Collected data entries:

****************

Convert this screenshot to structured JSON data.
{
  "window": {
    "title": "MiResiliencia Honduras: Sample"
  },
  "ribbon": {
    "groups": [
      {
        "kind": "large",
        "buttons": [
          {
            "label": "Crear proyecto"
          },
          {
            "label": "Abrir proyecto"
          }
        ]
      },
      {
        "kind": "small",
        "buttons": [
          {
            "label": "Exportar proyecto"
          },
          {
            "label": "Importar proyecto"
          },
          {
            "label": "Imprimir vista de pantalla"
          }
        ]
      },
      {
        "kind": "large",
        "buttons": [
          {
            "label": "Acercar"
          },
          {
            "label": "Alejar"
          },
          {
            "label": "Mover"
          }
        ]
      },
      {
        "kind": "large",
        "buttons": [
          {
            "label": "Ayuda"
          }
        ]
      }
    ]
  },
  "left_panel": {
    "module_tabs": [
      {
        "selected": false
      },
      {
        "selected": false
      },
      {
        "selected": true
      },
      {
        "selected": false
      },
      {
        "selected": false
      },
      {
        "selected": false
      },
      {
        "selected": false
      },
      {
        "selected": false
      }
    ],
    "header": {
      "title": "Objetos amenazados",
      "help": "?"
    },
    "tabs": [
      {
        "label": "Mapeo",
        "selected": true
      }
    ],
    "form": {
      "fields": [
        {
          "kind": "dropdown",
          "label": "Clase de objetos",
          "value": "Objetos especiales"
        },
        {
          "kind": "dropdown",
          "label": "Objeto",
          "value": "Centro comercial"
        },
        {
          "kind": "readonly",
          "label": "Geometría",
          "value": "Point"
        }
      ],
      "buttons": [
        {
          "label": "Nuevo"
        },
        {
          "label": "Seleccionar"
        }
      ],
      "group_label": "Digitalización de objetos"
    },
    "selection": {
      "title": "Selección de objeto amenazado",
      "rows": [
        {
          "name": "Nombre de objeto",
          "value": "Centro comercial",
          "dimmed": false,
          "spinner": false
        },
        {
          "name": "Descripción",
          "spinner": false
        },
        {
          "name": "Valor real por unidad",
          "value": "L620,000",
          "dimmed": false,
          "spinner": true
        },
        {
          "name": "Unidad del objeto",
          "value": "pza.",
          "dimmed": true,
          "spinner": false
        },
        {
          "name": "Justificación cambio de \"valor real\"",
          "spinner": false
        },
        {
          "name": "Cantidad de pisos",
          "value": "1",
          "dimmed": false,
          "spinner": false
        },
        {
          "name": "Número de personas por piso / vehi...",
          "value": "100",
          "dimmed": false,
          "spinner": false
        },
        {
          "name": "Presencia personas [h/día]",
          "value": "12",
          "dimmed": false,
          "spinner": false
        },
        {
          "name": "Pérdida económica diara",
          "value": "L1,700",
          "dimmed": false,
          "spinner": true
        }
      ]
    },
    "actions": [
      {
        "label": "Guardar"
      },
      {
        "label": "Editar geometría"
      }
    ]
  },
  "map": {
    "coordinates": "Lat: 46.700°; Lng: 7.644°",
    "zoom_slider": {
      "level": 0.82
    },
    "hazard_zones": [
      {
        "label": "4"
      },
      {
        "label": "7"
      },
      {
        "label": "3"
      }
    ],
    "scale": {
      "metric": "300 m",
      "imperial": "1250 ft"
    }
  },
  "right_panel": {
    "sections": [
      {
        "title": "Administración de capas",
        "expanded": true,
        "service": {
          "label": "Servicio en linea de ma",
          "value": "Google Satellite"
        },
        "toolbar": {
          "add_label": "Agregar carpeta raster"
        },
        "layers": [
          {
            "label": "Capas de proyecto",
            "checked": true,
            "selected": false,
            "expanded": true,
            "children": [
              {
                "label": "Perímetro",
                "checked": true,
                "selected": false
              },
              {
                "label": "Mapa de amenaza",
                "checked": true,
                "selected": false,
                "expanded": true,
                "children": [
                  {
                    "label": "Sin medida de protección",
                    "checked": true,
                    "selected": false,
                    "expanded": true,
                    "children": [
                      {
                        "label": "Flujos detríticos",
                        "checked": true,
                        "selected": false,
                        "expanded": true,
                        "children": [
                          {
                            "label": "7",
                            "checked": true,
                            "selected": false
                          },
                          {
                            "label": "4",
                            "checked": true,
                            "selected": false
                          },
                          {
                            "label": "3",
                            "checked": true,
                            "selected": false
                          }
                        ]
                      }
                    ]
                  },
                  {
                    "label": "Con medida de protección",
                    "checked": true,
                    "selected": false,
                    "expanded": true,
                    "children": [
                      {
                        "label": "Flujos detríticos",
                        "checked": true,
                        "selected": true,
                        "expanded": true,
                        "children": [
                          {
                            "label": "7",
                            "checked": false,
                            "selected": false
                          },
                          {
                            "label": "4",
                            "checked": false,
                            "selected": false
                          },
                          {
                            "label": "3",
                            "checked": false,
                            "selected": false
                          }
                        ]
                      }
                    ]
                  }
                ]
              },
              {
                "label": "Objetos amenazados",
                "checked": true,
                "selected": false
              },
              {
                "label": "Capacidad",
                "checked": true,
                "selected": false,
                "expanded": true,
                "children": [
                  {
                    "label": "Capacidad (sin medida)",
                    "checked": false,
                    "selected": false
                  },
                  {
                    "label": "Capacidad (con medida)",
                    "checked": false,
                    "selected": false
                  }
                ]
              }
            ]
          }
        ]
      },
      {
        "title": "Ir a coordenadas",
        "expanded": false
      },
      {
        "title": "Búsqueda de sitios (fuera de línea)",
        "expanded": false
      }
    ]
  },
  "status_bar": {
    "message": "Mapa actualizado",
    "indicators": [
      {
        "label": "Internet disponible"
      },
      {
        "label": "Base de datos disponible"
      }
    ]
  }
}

****************

-- THE REQUEST --
Copy out every line of the data that includes "value".

-- EXERCISE RESULT --
          "value": "Objetos especiales"
          "value": "Centro comercial"
          "value": "Point"
          "value": "Centro comercial",
          "value": "L620,000",
          "value": "pza.",
          "value": "1",
          "value": "100",
          "value": "12",
          "value": "L1,700",
          "value": "Google Satellite"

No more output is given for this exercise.